▶ Requirement: Down to the last line, set down the material below exactly; skip the pictures.

▶ Study material:
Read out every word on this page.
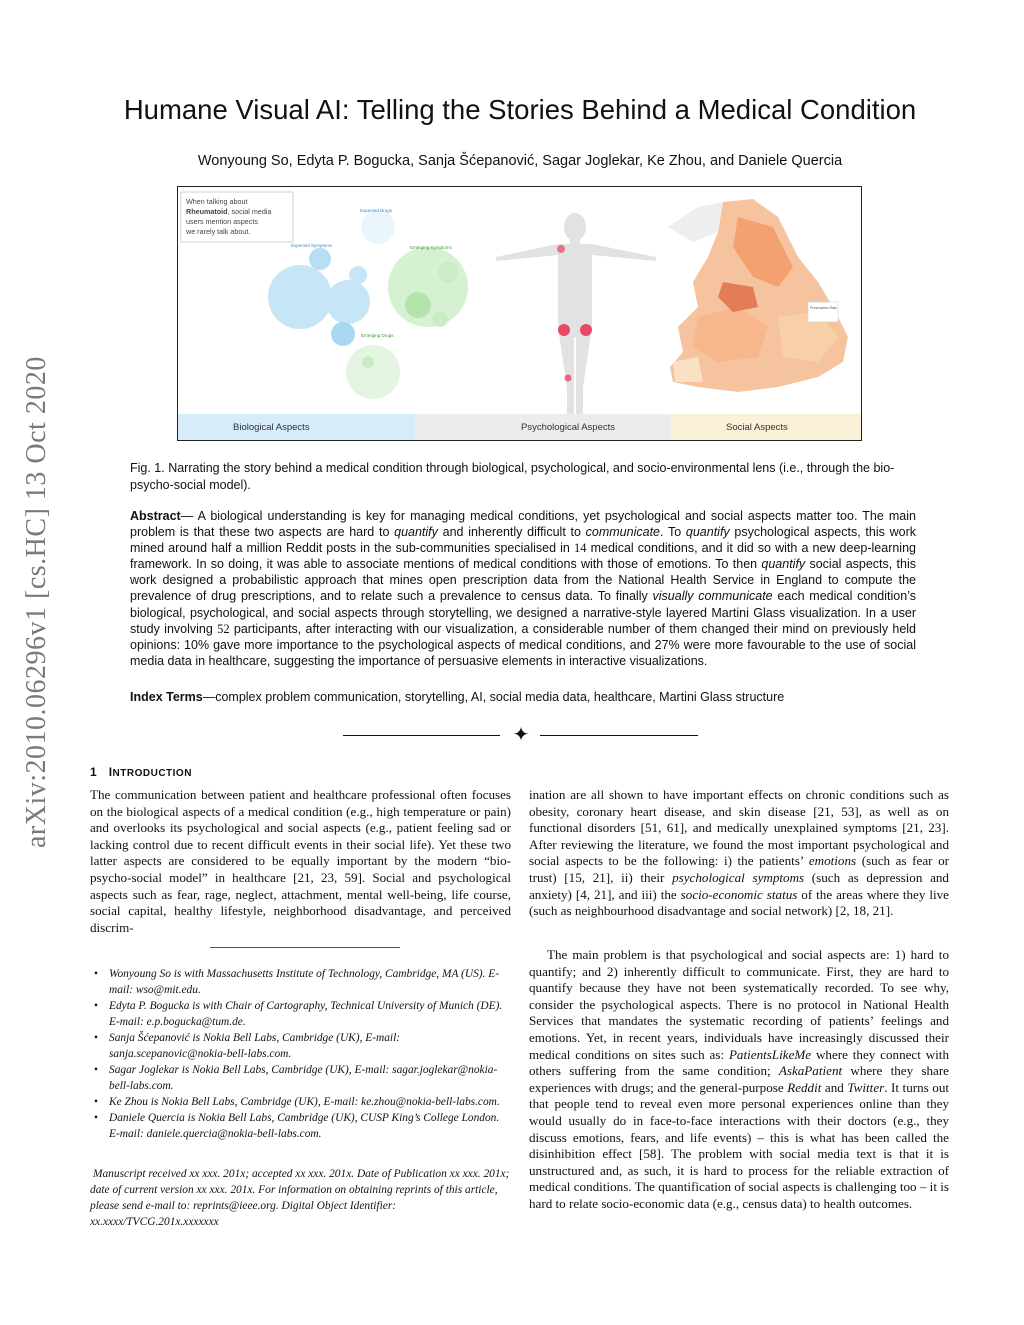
arXiv:2010.06296v1 [cs.HC] 13 Oct 2020
Humane Visual AI: Telling the Stories Behind a Medical Condition
Wonyoung So, Edyta P. Bogucka, Sanja Šćepanović, Sagar Joglekar, Ke Zhou, and Daniele Quercia
When talking about
Rheumatoid, social media
users mention aspects
we rarely talk about.
Expected Drugs
Expected Symptoms	Emerging Symptoms
Emerging Drugs
Prescription Rate
Biological Aspects	Psychological Aspects	Social Aspects
Fig. 1. Narrating the story behind a medical condition through biological, psychological, and socio-environmental lens (i.e., through the bio-psycho-social model).
Abstract— A biological understanding is key for managing medical conditions, yet psychological and social aspects matter too. The main problem is that these two aspects are hard to quantify and inherently difficult to communicate. To quantify psychological aspects, this work mined around half a million Reddit posts in the sub-communities specialised in 14 medical conditions, and it did so with a new deep-learning framework. In so doing, it was able to associate mentions of medical conditions with those of emotions. To then quantify social aspects, this work designed a probabilistic approach that mines open prescription data from the National Health Service in England to compute the prevalence of drug prescriptions, and to relate such a prevalence to census data. To finally visually communicate each medical condition’s biological, psychological, and social aspects through storytelling, we designed a narrative-style layered Martini Glass visualization. In a user study involving 52 participants, after interacting with our visualization, a considerable number of them changed their mind on previously held opinions: 10% gave more importance to the psychological aspects of medical conditions, and 27% were more favourable to the use of social media data in healthcare, suggesting the importance of persuasive elements in interactive visualizations.
Index Terms—complex problem communication, storytelling, AI, social media data, healthcare, Martini Glass structure
✦
1 INTRODUCTION
The communication between patient and healthcare professional often focuses on the biological aspects of a medical condition (e.g., high temperature or pain) and overlooks its psychological and social aspects (e.g., patient feeling sad or lacking control due to recent difficult events in their social life). Yet these two latter aspects are considered to be equally important by the modern “bio-psycho-social model” in healthcare [21, 23, 59]. Social and psychological aspects such as fear, rage, neglect, attachment, mental well-being, life course, social capital, healthy lifestyle, neighborhood disadvantage, and perceived discrim-
• Wonyoung So is with Massachusetts Institute of Technology, Cambridge, MA (US). E-mail: wso@mit.edu.
• Edyta P. Bogucka is with Chair of Cartography, Technical University of Munich (DE). E-mail: e.p.bogucka@tum.de.
• Sanja Šćepanović is Nokia Bell Labs, Cambridge (UK), E-mail: sanja.scepanovic@nokia-bell-labs.com.
• Sagar Joglekar is Nokia Bell Labs, Cambridge (UK), E-mail: sagar.joglekar@nokia-bell-labs.com.
• Ke Zhou is Nokia Bell Labs, Cambridge (UK), E-mail: ke.zhou@nokia-bell-labs.com.
• Daniele Quercia is Nokia Bell Labs, Cambridge (UK), CUSP King’s College London. E-mail: daniele.quercia@nokia-bell-labs.com.
Manuscript received xx xxx. 201x; accepted xx xxx. 201x. Date of Publication xx xxx. 201x; date of current version xx xxx. 201x. For information on obtaining reprints of this article, please send e-mail to: reprints@ieee.org. Digital Object Identifier: xx.xxxx/TVCG.201x.xxxxxxx
ination are all shown to have important effects on chronic conditions such as obesity, coronary heart disease, and skin disease [21, 53], as well as on functional disorders [51, 61], and medically unexplained symptoms [21, 23]. After reviewing the literature, we found the most important psychological and social aspects to be the following: i) the patients’ emotions (such as fear or trust) [15, 21], ii) their psychological symptoms (such as depression and anxiety) [4, 21], and iii) the socio-economic status of the areas where they live (such as neighbourhood disadvantage and social network) [2, 18, 21].
The main problem is that psychological and social aspects are: 1) hard to quantify; and 2) inherently difficult to communicate. First, they are hard to quantify because they have not been systematically recorded. To see why, consider the psychological aspects. There is no protocol in National Health Services that mandates the systematic recording of patients’ feelings and emotions. Yet, in recent years, individuals have increasingly discussed their medical conditions on sites such as: PatientsLikeMe where they connect with others suffering from the same condition; AskaPatient where they share experiences with drugs; and the general-purpose Reddit and Twitter. It turns out that people tend to reveal even more personal experiences online than they would usually do in face-to-face interactions with their doctors (e.g., they discuss emotions, fears, and life events) – this is what has been called the disinhibition effect [58]. The problem with social media text is that it is unstructured and, as such, it is hard to process for the reliable extraction of medical conditions. The quantification of social aspects is challenging too – it is hard to relate socio-economic data (e.g., census data) to health outcomes.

▶ Result of the task:
Read out every word on this page.
arXiv:2010.06296v1 [cs.HC] 13 Oct 2020
Humane Visual AI: Telling the Stories Behind a Medical Condition
Wonyoung So, Edyta P. Bogucka, Sanja Šćepanović, Sagar Joglekar, Ke Zhou, and Daniele Quercia
When talking about
Rheumatoid, social media
users mention aspects
we rarely talk about.
Expected Drugs
Expected Symptoms	Emerging Symptoms
Emerging Drugs
Prescription Rate
Biological Aspects	Psychological Aspects	Social Aspects
Fig. 1. Narrating the story behind a medical condition through biological, psychological, and socio-environmental lens (i.e., through the bio-psycho-social model).
Abstract— A biological understanding is key for managing medical conditions, yet psychological and social aspects matter too. The main problem is that these two aspects are hard to quantify and inherently difficult to communicate. To quantify psychological aspects, this work mined around half a million Reddit posts in the sub-communities specialised in 14 medical conditions, and it did so with a new deep-learning framework. In so doing, it was able to associate mentions of medical conditions with those of emotions. To then quantify social aspects, this work designed a probabilistic approach that mines open prescription data from the National Health Service in England to compute the prevalence of drug prescriptions, and to relate such a prevalence to census data. To finally visually communicate each medical condition’s biological, psychological, and social aspects through storytelling, we designed a narrative-style layered Martini Glass visualization. In a user study involving 52 participants, after interacting with our visualization, a considerable number of them changed their mind on previously held opinions: 10% gave more importance to the psychological aspects of medical conditions, and 27% were more favourable to the use of social media data in healthcare, suggesting the importance of persuasive elements in interactive visualizations.
Index Terms—complex problem communication, storytelling, AI, social media data, healthcare, Martini Glass structure
✦
1 INTRODUCTION
The communication between patient and healthcare professional often focuses on the biological aspects of a medical condition (e.g., high temperature or pain) and overlooks its psychological and social aspects (e.g., patient feeling sad or lacking control due to recent difficult events in their social life). Yet these two latter aspects are considered to be equally important by the modern “bio-psycho-social model” in healthcare [21, 23, 59]. Social and psychological aspects such as fear, rage, neglect, attachment, mental well-being, life course, social capital, healthy lifestyle, neighborhood disadvantage, and perceived discrim-
• Wonyoung So is with Massachusetts Institute of Technology, Cambridge, MA (US). E-mail: wso@mit.edu.
• Edyta P. Bogucka is with Chair of Cartography, Technical University of Munich (DE). E-mail: e.p.bogucka@tum.de.
• Sanja Šćepanović is Nokia Bell Labs, Cambridge (UK), E-mail: sanja.scepanovic@nokia-bell-labs.com.
• Sagar Joglekar is Nokia Bell Labs, Cambridge (UK), E-mail: sagar.joglekar@nokia-bell-labs.com.
• Ke Zhou is Nokia Bell Labs, Cambridge (UK), E-mail: ke.zhou@nokia-bell-labs.com.
• Daniele Quercia is Nokia Bell Labs, Cambridge (UK), CUSP King’s College London. E-mail: daniele.quercia@nokia-bell-labs.com.
Manuscript received xx xxx. 201x; accepted xx xxx. 201x. Date of Publication xx xxx. 201x; date of current version xx xxx. 201x. For information on obtaining reprints of this article, please send e-mail to: reprints@ieee.org. Digital Object Identifier: xx.xxxx/TVCG.201x.xxxxxxx
ination are all shown to have important effects on chronic conditions such as obesity, coronary heart disease, and skin disease [21, 53], as well as on functional disorders [51, 61], and medically unexplained symptoms [21, 23]. After reviewing the literature, we found the most important psychological and social aspects to be the following: i) the patients’ emotions (such as fear or trust) [15, 21], ii) their psychological symptoms (such as depression and anxiety) [4, 21], and iii) the socio-economic status of the areas where they live (such as neighbourhood disadvantage and social network) [2, 18, 21].
The main problem is that psychological and social aspects are: 1) hard to quantify; and 2) inherently difficult to communicate. First, they are hard to quantify because they have not been systematically recorded. To see why, consider the psychological aspects. There is no protocol in National Health Services that mandates the systematic recording of patients’ feelings and emotions. Yet, in recent years, individuals have increasingly discussed their medical conditions on sites such as: PatientsLikeMe where they connect with others suffering from the same condition; AskaPatient where they share experiences with drugs; and the general-purpose Reddit and Twitter. It turns out that people tend to reveal even more personal experiences online than they would usually do in face-to-face interactions with their doctors (e.g., they discuss emotions, fears, and life events) – this is what has been called the disinhibition effect [58]. The problem with social media text is that it is unstructured and, as such, it is hard to process for the reliable extraction of medical conditions. The quantification of social aspects is challenging too – it is hard to relate socio-economic data (e.g., census data) to health outcomes.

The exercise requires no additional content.